Locate the word "image" in the material, then show every line that holds it.

#### RECORDS FOR THIS TASK
● ● ● ●

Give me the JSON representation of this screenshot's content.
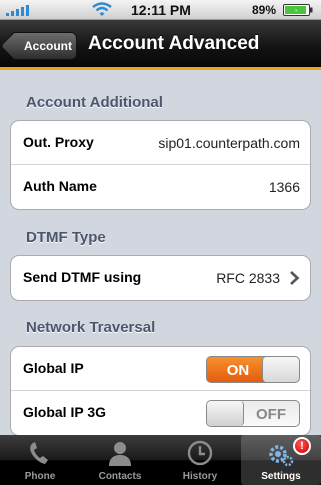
{
  "status_bar": {
    "time": "12:11 PM",
    "battery": "89%"
  },
  "nav": {
    "back_label": "Account",
    "title": "Account Advanced"
  },
  "sections": {
    "account_additional": {
      "header": "Account Additional",
      "out_proxy_label": "Out. Proxy",
      "out_proxy_value": "sip01.counterpath.com",
      "auth_name_label": "Auth Name",
      "auth_name_value": "1366"
    },
    "dtmf": {
      "header": "DTMF Type",
      "send_label": "Send DTMF using",
      "send_value": "RFC 2833"
    },
    "network": {
      "header": "Network Traversal",
      "global_ip_label": "Global IP",
      "global_ip_state": "ON",
      "global_ip_3g_label": "Global IP 3G",
      "global_ip_3g_state": "OFF"
    }
  },
  "tabs": {
    "phone": "Phone",
    "contacts": "Contacts",
    "history": "History",
    "settings": "Settings",
    "settings_badge": "!"
  },
  "colors": {
    "accent": "#f0a316",
    "toggle_on": "#ee7a1f",
    "group_header": "#4c566c",
    "background": "#d2d7df"
  }
}
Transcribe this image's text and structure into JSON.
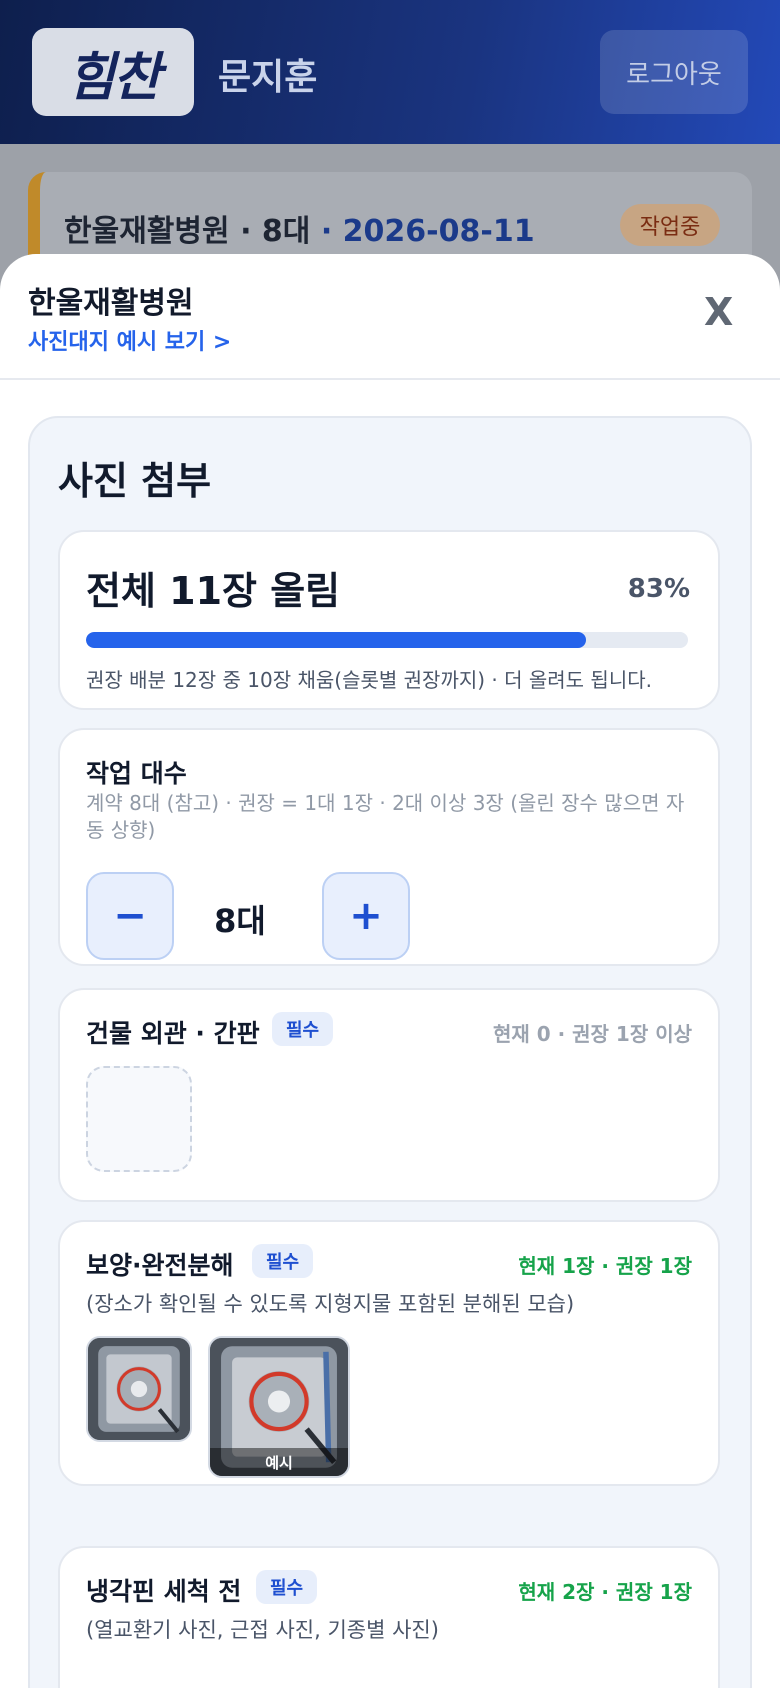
{
  "header": {
    "logo_text": "힘찬",
    "user_name": "문지훈",
    "logout_label": "로그아웃"
  },
  "background_job": {
    "hospital": "한울재활병원",
    "units": "· 8대",
    "date": "· 2026-08-11",
    "status": "작업중"
  },
  "sheet": {
    "title": "한울재활병원",
    "example_link": "사진대지 예시 보기 >",
    "close_label": "X"
  },
  "photo_panel": {
    "title": "사진 첨부",
    "progress": {
      "title": "전체 11장 올림",
      "percent_label": "83%",
      "fill_fraction": 0.83,
      "note": "권장 배분 12장 중 10장 채움(슬롯별 권장까지) · 더 올려도 됩니다."
    },
    "units": {
      "title": "작업 대수",
      "description": "계약 8대 (참고) · 권장 = 1대 1장 · 2대 이상 3장 (올린 장수 많으면 자동 상향)",
      "minus_label": "−",
      "value": "8대",
      "plus_label": "+"
    },
    "slots": [
      {
        "title": "건물 외관 · 간판",
        "badge": "필수",
        "count": "현재 0 · 권장 1장 이상",
        "count_color": "#9ba3af"
      },
      {
        "title": "보양·완전분해",
        "badge": "필수",
        "count": "현재 1장 · 권장 1장",
        "count_color": "#16a34a",
        "description": "(장소가 확인될 수 있도록 지형지물 포함된 분해된 모습)",
        "example_label": "예시"
      },
      {
        "title": "냉각핀 세척 전",
        "badge": "필수",
        "count": "현재 2장 · 권장 1장",
        "count_color": "#16a34a",
        "description": "(열교환기 사진, 근접 사진, 기종별 사진)"
      }
    ]
  },
  "colors": {
    "accent": "#2563eb",
    "header_dark": "#0e1f4d",
    "ok_green": "#16a34a",
    "status_orange": "#c08a2a"
  }
}
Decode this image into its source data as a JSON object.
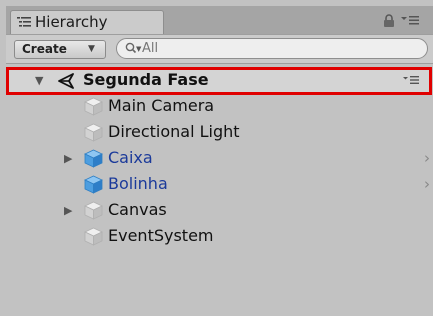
{
  "window": {
    "tab_label": "Hierarchy"
  },
  "toolbar": {
    "create_label": "Create",
    "search_placeholder": "All"
  },
  "scene": {
    "name": "Segunda Fase"
  },
  "objects": [
    {
      "label": "Main Camera",
      "type": "gameobject",
      "expandable": false
    },
    {
      "label": "Directional Light",
      "type": "gameobject",
      "expandable": false
    },
    {
      "label": "Caixa",
      "type": "prefab",
      "expandable": true
    },
    {
      "label": "Bolinha",
      "type": "prefab",
      "expandable": false
    },
    {
      "label": "Canvas",
      "type": "gameobject",
      "expandable": true
    },
    {
      "label": "EventSystem",
      "type": "gameobject",
      "expandable": false
    }
  ],
  "colors": {
    "highlight_border": "#e00000",
    "prefab_text": "#1b3a9a",
    "prefab_icon": "#3d8fd6"
  }
}
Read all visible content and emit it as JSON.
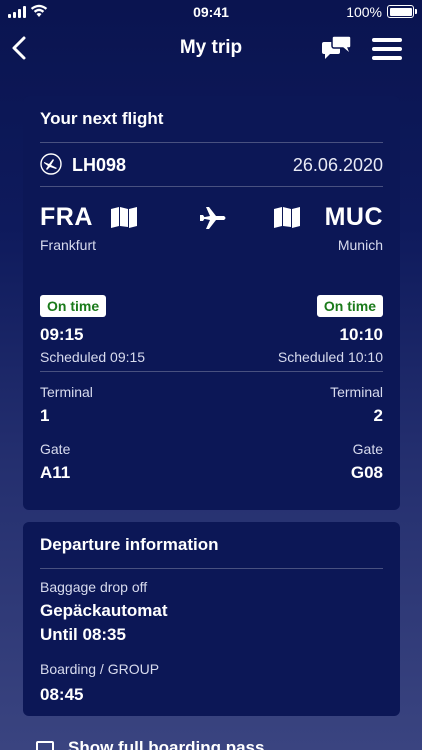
{
  "status_bar": {
    "time": "09:41",
    "battery": "100%"
  },
  "nav": {
    "title": "My trip"
  },
  "next_flight": {
    "title": "Your next flight",
    "flight_number": "LH098",
    "date": "26.06.2020",
    "origin": {
      "code": "FRA",
      "city": "Frankfurt",
      "status": "On time",
      "time": "09:15",
      "scheduled": "Scheduled 09:15",
      "terminal_label": "Terminal",
      "terminal": "1",
      "gate_label": "Gate",
      "gate": "A11"
    },
    "destination": {
      "code": "MUC",
      "city": "Munich",
      "status": "On time",
      "time": "10:10",
      "scheduled": "Scheduled 10:10",
      "terminal_label": "Terminal",
      "terminal": "2",
      "gate_label": "Gate",
      "gate": "G08"
    }
  },
  "departure": {
    "title": "Departure information",
    "baggage_label": "Baggage drop off",
    "baggage_location": "Gepäckautomat",
    "baggage_until": "Until 08:35",
    "boarding_label": "Boarding / GROUP",
    "boarding_time": "08:45"
  },
  "bottom": {
    "label": "Show full boarding pass"
  },
  "colors": {
    "background": "#0e1a5c",
    "card": "#0c1756",
    "on_time": "#1a7a1a"
  },
  "icons": [
    "back-arrow-icon",
    "chat-icon",
    "menu-icon",
    "airline-crane-icon",
    "map-icon",
    "airplane-icon",
    "boarding-pass-icon"
  ]
}
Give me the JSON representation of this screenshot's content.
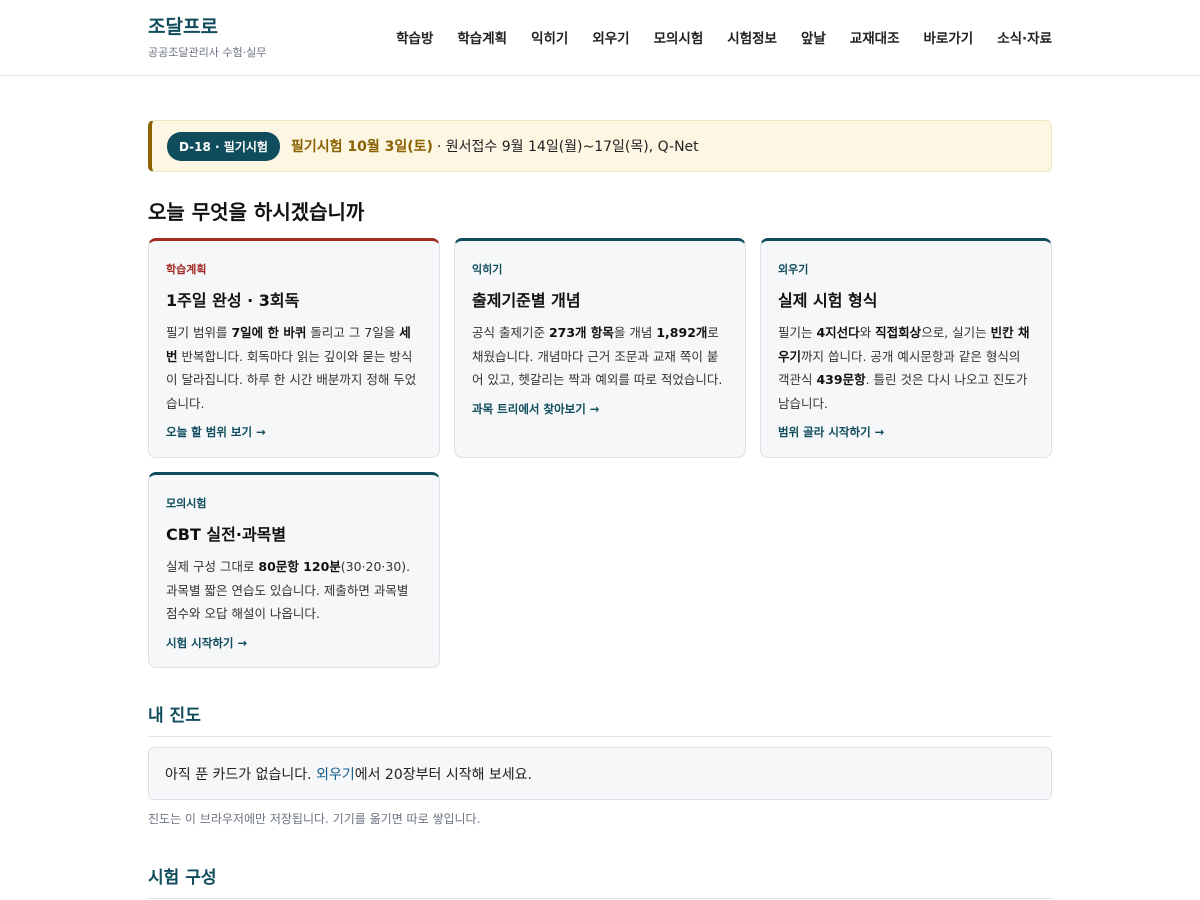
{
  "brand": {
    "title": "조달프로",
    "subtitle": "공공조달관리사 수험·실무"
  },
  "nav": [
    "학습방",
    "학습계획",
    "익히기",
    "외우기",
    "모의시험",
    "시험정보",
    "앞날",
    "교재대조",
    "바로가기",
    "소식·자료"
  ],
  "dday": {
    "badge": "D-18 · 필기시험",
    "exam": "필기시험 10월 3일(토)",
    "rest": "· 원서접수 9월 14일(월)~17일(목), Q-Net"
  },
  "today_heading": "오늘 무엇을 하시겠습니까",
  "cards": [
    {
      "kicker": "학습계획",
      "title": "1주일 완성 · 3회독",
      "body": [
        "필기 범위를 ",
        "7일에 한 바퀴",
        " 돌리고 그 7일을 ",
        "세 번",
        " 반복합니다. 회독마다 읽는 깊이와 묻는 방식이 달라집니다. 하루 한 시간 배분까지 정해 두었습니다."
      ],
      "link": "오늘 할 범위 보기 →"
    },
    {
      "kicker": "익히기",
      "title": "출제기준별 개념",
      "body": [
        "공식 출제기준 ",
        "273개 항목",
        "을 개념 ",
        "1,892개",
        "로 채웠습니다. 개념마다 근거 조문과 교재 쪽이 붙어 있고, 헷갈리는 짝과 예외를 따로 적었습니다."
      ],
      "link": "과목 트리에서 찾아보기 →"
    },
    {
      "kicker": "외우기",
      "title": "실제 시험 형식",
      "body": [
        "필기는 ",
        "4지선다",
        "와 ",
        "직접회상",
        "으로, 실기는 ",
        "빈칸 채우기",
        "까지 씁니다. 공개 예시문항과 같은 형식의 객관식 ",
        "439문항",
        ". 틀린 것은 다시 나오고 진도가 남습니다."
      ],
      "link": "범위 골라 시작하기 →"
    },
    {
      "kicker": "모의시험",
      "title": "CBT 실전·과목별",
      "body": [
        "실제 구성 그대로 ",
        "80문항 120분",
        "(30·20·30). 과목별 짧은 연습도 있습니다. 제출하면 과목별 점수와 오답 해설이 나옵니다."
      ],
      "link": "시험 시작하기 →"
    }
  ],
  "progress": {
    "heading": "내 진도",
    "msg_before": "아직 푼 카드가 없습니다. ",
    "msg_link": "외우기",
    "msg_after": "에서 20장부터 시작해 보세요.",
    "note": "진도는 이 브라우저에만 저장됩니다. 기기를 옮기면 따로 쌓입니다."
  },
  "exam_structure": {
    "heading": "시험 구성"
  }
}
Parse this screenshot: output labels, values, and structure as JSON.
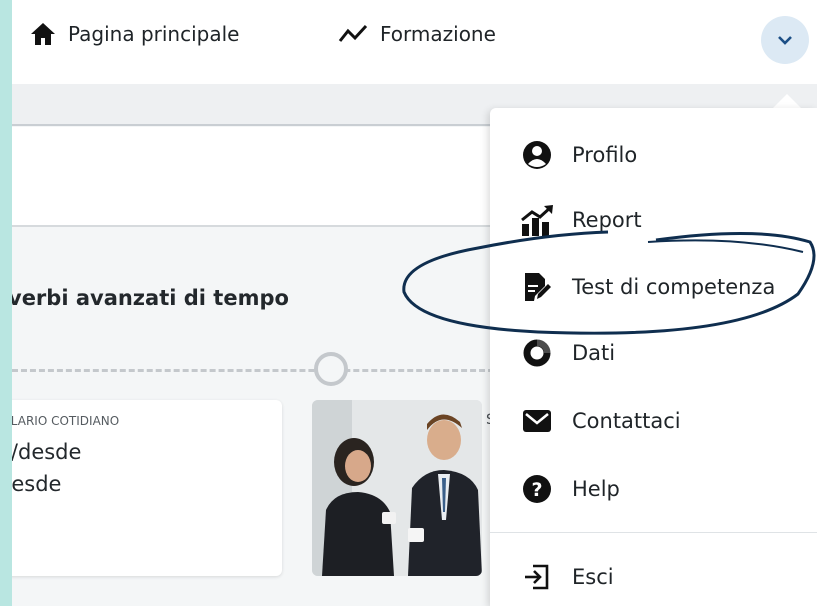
{
  "nav": {
    "home_label": "Pagina principale",
    "training_label": "Formazione"
  },
  "section": {
    "title": "verbi avanzati di tempo"
  },
  "card": {
    "category": "ULARIO COTIDIANO",
    "line1": "e/desde",
    "line2": "desde"
  },
  "menu": {
    "items": [
      {
        "label": "Profilo",
        "icon": "user-circle-icon"
      },
      {
        "label": "Report",
        "icon": "chart-growth-icon"
      },
      {
        "label": "Test di competenza",
        "icon": "document-edit-icon"
      },
      {
        "label": "Dati",
        "icon": "donut-chart-icon"
      },
      {
        "label": "Contattaci",
        "icon": "envelope-icon"
      },
      {
        "label": "Help",
        "icon": "question-circle-icon"
      },
      {
        "label": "Esci",
        "icon": "logout-icon"
      }
    ]
  },
  "colors": {
    "background": "#b9e6e1",
    "toggle": "#dce9f4",
    "highlight_stroke": "#0f2e4f"
  }
}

● ● ● ●

#### EXERCISE RESULT
Transcribe this image's text and structure into JSON.
Decode this image into its source data as a JSON object.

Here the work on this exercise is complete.